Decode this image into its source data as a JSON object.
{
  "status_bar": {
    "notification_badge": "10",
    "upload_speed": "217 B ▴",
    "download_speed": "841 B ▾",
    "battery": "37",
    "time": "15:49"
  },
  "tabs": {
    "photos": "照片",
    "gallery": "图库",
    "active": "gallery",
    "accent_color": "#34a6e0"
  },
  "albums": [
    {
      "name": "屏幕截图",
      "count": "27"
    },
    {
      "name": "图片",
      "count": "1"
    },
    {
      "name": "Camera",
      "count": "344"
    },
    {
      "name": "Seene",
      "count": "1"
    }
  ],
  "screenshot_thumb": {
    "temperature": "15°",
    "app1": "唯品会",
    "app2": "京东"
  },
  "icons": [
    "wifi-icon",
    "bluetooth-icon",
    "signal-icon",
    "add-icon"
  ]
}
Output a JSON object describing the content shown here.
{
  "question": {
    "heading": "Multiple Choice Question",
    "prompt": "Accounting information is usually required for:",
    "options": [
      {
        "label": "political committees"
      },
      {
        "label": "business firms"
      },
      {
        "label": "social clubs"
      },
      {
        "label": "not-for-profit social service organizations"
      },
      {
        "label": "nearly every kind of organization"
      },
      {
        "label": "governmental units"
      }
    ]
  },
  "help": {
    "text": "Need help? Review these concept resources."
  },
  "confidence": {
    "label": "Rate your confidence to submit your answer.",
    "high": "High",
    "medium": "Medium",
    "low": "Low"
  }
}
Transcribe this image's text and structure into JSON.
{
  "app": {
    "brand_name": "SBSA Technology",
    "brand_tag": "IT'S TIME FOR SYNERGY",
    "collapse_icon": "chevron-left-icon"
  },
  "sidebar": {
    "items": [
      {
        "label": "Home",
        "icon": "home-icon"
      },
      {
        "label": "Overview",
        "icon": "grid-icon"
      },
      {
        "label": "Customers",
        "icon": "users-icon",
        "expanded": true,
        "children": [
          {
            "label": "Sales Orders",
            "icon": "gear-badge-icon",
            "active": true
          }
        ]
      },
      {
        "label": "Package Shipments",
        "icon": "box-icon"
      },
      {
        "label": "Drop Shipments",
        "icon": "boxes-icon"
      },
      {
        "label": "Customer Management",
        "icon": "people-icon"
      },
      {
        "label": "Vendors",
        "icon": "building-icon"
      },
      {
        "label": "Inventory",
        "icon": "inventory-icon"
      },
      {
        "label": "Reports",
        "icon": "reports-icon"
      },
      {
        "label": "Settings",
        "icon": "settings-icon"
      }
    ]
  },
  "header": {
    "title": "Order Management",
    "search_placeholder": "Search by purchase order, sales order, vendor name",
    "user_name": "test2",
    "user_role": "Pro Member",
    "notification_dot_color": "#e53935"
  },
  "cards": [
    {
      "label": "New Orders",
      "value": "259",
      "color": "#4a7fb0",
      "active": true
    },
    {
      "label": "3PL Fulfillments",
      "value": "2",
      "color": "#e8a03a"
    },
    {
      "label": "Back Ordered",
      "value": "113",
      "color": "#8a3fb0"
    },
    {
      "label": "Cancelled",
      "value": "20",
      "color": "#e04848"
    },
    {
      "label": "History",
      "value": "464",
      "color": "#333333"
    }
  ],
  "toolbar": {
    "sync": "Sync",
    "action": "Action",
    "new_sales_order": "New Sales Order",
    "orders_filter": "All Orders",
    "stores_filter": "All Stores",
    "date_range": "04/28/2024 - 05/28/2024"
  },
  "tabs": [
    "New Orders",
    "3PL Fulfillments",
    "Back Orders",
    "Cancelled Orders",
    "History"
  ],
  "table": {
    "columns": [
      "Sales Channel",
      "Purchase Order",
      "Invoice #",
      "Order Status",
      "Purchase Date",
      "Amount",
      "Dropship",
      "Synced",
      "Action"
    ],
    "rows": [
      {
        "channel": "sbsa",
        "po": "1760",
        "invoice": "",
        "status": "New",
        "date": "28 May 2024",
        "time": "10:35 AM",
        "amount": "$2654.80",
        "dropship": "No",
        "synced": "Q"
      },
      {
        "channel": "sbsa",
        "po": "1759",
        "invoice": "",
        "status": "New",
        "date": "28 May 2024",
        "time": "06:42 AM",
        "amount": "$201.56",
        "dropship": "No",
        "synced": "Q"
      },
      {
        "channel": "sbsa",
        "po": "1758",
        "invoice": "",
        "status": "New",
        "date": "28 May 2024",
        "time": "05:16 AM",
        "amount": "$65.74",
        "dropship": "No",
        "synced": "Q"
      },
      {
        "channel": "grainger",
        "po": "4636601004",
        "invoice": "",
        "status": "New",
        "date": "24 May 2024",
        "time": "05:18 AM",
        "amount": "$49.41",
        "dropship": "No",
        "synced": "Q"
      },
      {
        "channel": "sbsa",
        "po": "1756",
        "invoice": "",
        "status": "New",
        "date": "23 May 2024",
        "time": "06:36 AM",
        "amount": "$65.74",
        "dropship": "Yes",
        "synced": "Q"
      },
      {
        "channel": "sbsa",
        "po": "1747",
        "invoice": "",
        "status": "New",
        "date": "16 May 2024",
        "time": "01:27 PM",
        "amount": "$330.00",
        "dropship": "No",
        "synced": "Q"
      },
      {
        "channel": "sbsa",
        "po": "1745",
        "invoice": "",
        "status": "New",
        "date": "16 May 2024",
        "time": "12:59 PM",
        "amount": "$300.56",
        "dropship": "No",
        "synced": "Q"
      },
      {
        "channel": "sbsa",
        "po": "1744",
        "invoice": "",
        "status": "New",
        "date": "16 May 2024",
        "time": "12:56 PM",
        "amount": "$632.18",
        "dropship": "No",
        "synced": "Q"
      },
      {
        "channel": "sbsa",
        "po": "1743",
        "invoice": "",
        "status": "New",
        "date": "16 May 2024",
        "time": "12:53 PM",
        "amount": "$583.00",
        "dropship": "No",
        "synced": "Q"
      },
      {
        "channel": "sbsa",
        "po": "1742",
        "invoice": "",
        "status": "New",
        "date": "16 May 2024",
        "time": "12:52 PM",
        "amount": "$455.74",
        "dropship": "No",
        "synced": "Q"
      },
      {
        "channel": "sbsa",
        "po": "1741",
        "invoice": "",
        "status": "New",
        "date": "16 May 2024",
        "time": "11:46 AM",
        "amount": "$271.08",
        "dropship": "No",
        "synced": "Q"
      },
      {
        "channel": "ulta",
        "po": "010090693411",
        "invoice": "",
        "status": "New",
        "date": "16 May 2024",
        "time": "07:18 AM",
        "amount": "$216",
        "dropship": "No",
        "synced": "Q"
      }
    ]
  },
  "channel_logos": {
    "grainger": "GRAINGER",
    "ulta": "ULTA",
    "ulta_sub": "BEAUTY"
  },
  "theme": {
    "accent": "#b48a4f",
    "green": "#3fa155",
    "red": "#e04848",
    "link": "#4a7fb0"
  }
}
__________________________________________________
Extract all of the data shown above without alteration.

> RESPONSE:
Decode this image into its source data as a JSON object.
{
  "status_bar": {
    "notification_badge": "10",
    "upload_speed": "217 B ▴",
    "download_speed": "841 B ▾",
    "battery": "37",
    "time": "15:49"
  },
  "tabs": {
    "photos": "照片",
    "gallery": "图库",
    "active": "gallery",
    "accent_color": "#34a6e0"
  },
  "albums": [
    {
      "name": "屏幕截图",
      "count": "27"
    },
    {
      "name": "图片",
      "count": "1"
    },
    {
      "name": "Camera",
      "count": "344"
    },
    {
      "name": "Seene",
      "count": "1"
    }
  ],
  "screenshot_thumb": {
    "temperature": "15°",
    "app1": "唯品会",
    "app2": "京东"
  },
  "icons": [
    "wifi-icon",
    "bluetooth-icon",
    "signal-icon",
    "add-icon"
  ]
}
Output a JSON object describing the content shown here.
{
  "question": {
    "heading": "Multiple Choice Question",
    "prompt": "Accounting information is usually required for:",
    "options": [
      {
        "label": "political committees"
      },
      {
        "label": "business firms"
      },
      {
        "label": "social clubs"
      },
      {
        "label": "not-for-profit social service organizations"
      },
      {
        "label": "nearly every kind of organization"
      },
      {
        "label": "governmental units"
      }
    ]
  },
  "help": {
    "text": "Need help? Review these concept resources."
  },
  "confidence": {
    "label": "Rate your confidence to submit your answer.",
    "high": "High",
    "medium": "Medium",
    "low": "Low"
  }
}
Transcribe this image's text and structure into JSON.
{
  "app": {
    "brand_name": "SBSA Technology",
    "brand_tag": "IT'S TIME FOR SYNERGY",
    "collapse_icon": "chevron-left-icon"
  },
  "sidebar": {
    "items": [
      {
        "label": "Home",
        "icon": "home-icon"
      },
      {
        "label": "Overview",
        "icon": "grid-icon"
      },
      {
        "label": "Customers",
        "icon": "users-icon",
        "expanded": true,
        "children": [
          {
            "label": "Sales Orders",
            "icon": "gear-badge-icon",
            "active": true
          }
        ]
      },
      {
        "label": "Package Shipments",
        "icon": "box-icon"
      },
      {
        "label": "Drop Shipments",
        "icon": "boxes-icon"
      },
      {
        "label": "Customer Management",
        "icon": "people-icon"
      },
      {
        "label": "Vendors",
        "icon": "building-icon"
      },
      {
        "label": "Inventory",
        "icon": "inventory-icon"
      },
      {
        "label": "Reports",
        "icon": "reports-icon"
      },
      {
        "label": "Settings",
        "icon": "settings-icon"
      }
    ]
  },
  "header": {
    "title": "Order Management",
    "search_placeholder": "Search by purchase order, sales order, vendor name",
    "user_name": "test2",
    "user_role": "Pro Member",
    "notification_dot_color": "#e53935"
  },
  "cards": [
    {
      "label": "New Orders",
      "value": "259",
      "color": "#4a7fb0",
      "active": true
    },
    {
      "label": "3PL Fulfillments",
      "value": "2",
      "color": "#e8a03a"
    },
    {
      "label": "Back Ordered",
      "value": "113",
      "color": "#8a3fb0"
    },
    {
      "label": "Cancelled",
      "value": "20",
      "color": "#e04848"
    },
    {
      "label": "History",
      "value": "464",
      "color": "#333333"
    }
  ],
  "toolbar": {
    "sync": "Sync",
    "action": "Action",
    "new_sales_order": "New Sales Order",
    "orders_filter": "All Orders",
    "stores_filter": "All Stores",
    "date_range": "04/28/2024 - 05/28/2024"
  },
  "tabs": [
    "New Orders",
    "3PL Fulfillments",
    "Back Orders",
    "Cancelled Orders",
    "History"
  ],
  "table": {
    "columns": [
      "Sales Channel",
      "Purchase Order",
      "Invoice #",
      "Order Status",
      "Purchase Date",
      "Amount",
      "Dropship",
      "Synced",
      "Action"
    ],
    "rows": [
      {
        "channel": "sbsa",
        "po": "1760",
        "invoice": "",
        "status": "New",
        "date": "28 May 2024",
        "time": "10:35 AM",
        "amount": "$2654.80",
        "dropship": "No",
        "synced": "Q"
      },
      {
        "channel": "sbsa",
        "po": "1759",
        "invoice": "",
        "status": "New",
        "date": "28 May 2024",
        "time": "06:42 AM",
        "amount": "$201.56",
        "dropship": "No",
        "synced": "Q"
      },
      {
        "channel": "sbsa",
        "po": "1758",
        "invoice": "",
        "status": "New",
        "date": "28 May 2024",
        "time": "05:16 AM",
        "amount": "$65.74",
        "dropship": "No",
        "synced": "Q"
      },
      {
        "channel": "grainger",
        "po": "4636601004",
        "invoice": "",
        "status": "New",
        "date": "24 May 2024",
        "time": "05:18 AM",
        "amount": "$49.41",
        "dropship": "No",
        "synced": "Q"
      },
      {
        "channel": "sbsa",
        "po": "1756",
        "invoice": "",
        "status": "New",
        "date": "23 May 2024",
        "time": "06:36 AM",
        "amount": "$65.74",
        "dropship": "Yes",
        "synced": "Q"
      },
      {
        "channel": "sbsa",
        "po": "1747",
        "invoice": "",
        "status": "New",
        "date": "16 May 2024",
        "time": "01:27 PM",
        "amount": "$330.00",
        "dropship": "No",
        "synced": "Q"
      },
      {
        "channel": "sbsa",
        "po": "1745",
        "invoice": "",
        "status": "New",
        "date": "16 May 2024",
        "time": "12:59 PM",
        "amount": "$300.56",
        "dropship": "No",
        "synced": "Q"
      },
      {
        "channel": "sbsa",
        "po": "1744",
        "invoice": "",
        "status": "New",
        "date": "16 May 2024",
        "time": "12:56 PM",
        "amount": "$632.18",
        "dropship": "No",
        "synced": "Q"
      },
      {
        "channel": "sbsa",
        "po": "1743",
        "invoice": "",
        "status": "New",
        "date": "16 May 2024",
        "time": "12:53 PM",
        "amount": "$583.00",
        "dropship": "No",
        "synced": "Q"
      },
      {
        "channel": "sbsa",
        "po": "1742",
        "invoice": "",
        "status": "New",
        "date": "16 May 2024",
        "time": "12:52 PM",
        "amount": "$455.74",
        "dropship": "No",
        "synced": "Q"
      },
      {
        "channel": "sbsa",
        "po": "1741",
        "invoice": "",
        "status": "New",
        "date": "16 May 2024",
        "time": "11:46 AM",
        "amount": "$271.08",
        "dropship": "No",
        "synced": "Q"
      },
      {
        "channel": "ulta",
        "po": "010090693411",
        "invoice": "",
        "status": "New",
        "date": "16 May 2024",
        "time": "07:18 AM",
        "amount": "$216",
        "dropship": "No",
        "synced": "Q"
      }
    ]
  },
  "channel_logos": {
    "grainger": "GRAINGER",
    "ulta": "ULTA",
    "ulta_sub": "BEAUTY"
  },
  "theme": {
    "accent": "#b48a4f",
    "green": "#3fa155",
    "red": "#e04848",
    "link": "#4a7fb0"
  }
}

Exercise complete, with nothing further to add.